Your answer should be every line of the entries that has the string "being" in it.
*** Opening Available data ***
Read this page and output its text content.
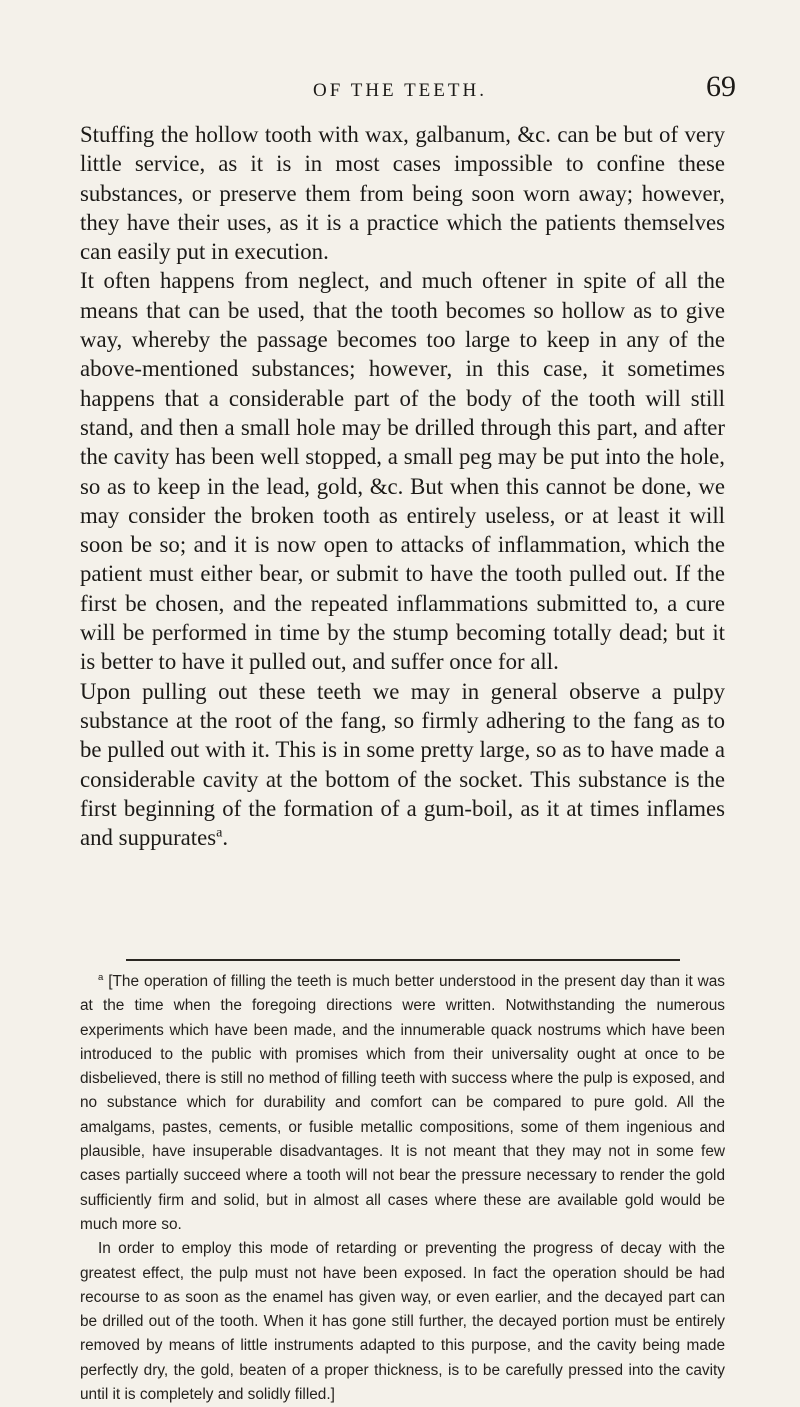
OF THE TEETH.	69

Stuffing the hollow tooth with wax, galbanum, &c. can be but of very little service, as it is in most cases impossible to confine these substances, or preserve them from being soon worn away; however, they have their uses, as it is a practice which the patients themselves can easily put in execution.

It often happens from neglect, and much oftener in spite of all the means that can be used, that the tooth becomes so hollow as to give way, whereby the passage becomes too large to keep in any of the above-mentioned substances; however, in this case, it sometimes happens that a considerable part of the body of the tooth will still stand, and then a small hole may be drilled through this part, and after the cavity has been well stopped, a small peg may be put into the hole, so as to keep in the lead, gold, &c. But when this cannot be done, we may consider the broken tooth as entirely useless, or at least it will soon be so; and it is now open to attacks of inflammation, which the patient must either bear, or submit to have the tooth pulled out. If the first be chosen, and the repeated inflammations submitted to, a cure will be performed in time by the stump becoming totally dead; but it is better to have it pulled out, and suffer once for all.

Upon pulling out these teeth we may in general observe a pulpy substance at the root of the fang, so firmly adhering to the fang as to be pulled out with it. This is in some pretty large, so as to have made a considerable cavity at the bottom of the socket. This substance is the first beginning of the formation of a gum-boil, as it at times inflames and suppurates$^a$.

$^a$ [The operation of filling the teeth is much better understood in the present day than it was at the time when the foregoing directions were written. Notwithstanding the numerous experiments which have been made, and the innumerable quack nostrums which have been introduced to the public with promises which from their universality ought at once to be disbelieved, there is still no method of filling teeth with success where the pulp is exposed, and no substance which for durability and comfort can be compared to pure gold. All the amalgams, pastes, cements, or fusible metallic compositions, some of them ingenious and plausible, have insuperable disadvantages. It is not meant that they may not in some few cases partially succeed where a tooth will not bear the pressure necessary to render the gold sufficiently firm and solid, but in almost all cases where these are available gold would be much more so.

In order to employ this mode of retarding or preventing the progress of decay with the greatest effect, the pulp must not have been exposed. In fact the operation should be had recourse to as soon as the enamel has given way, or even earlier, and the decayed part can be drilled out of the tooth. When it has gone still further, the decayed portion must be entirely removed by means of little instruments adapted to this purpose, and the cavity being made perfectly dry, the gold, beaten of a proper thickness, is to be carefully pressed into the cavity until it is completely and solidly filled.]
*** Closing Available data ***
*** Opening Available data ***
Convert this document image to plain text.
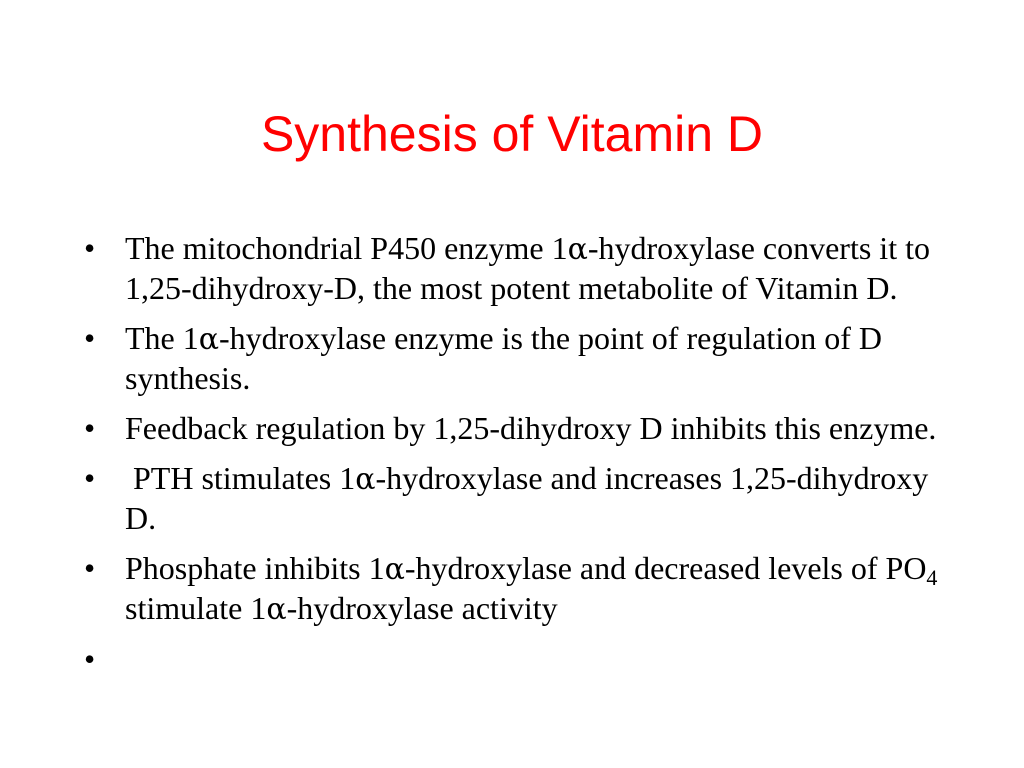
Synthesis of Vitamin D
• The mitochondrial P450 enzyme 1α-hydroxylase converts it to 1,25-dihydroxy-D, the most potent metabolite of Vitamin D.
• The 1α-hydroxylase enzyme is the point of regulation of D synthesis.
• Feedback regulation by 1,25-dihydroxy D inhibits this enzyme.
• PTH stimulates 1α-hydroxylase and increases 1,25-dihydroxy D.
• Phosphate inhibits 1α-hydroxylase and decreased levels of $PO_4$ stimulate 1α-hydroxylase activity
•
*** Closing Available data ***
**Written solution:**
Stuffing the hollow tooth with wax, galbanum, &c. can be but of very little service, as it is in most cases impossible to confine these substances, or preserve them from being soon worn away; however, they have their uses, as it is a practice which the patients themselves can easily put in execution.
In order to employ this mode of retarding or preventing the progress of decay with the greatest effect, the pulp must not have been exposed. In fact the operation should be had recourse to as soon as the enamel has given way, or even earlier, and the decayed part can be drilled out of the tooth. When it has gone still further, the decayed portion must be entirely removed by means of little instruments adapted to this purpose, and the cavity being made perfectly dry, the gold, beaten of a proper thickness, is to be carefully pressed into the cavity until it is completely and solidly filled.]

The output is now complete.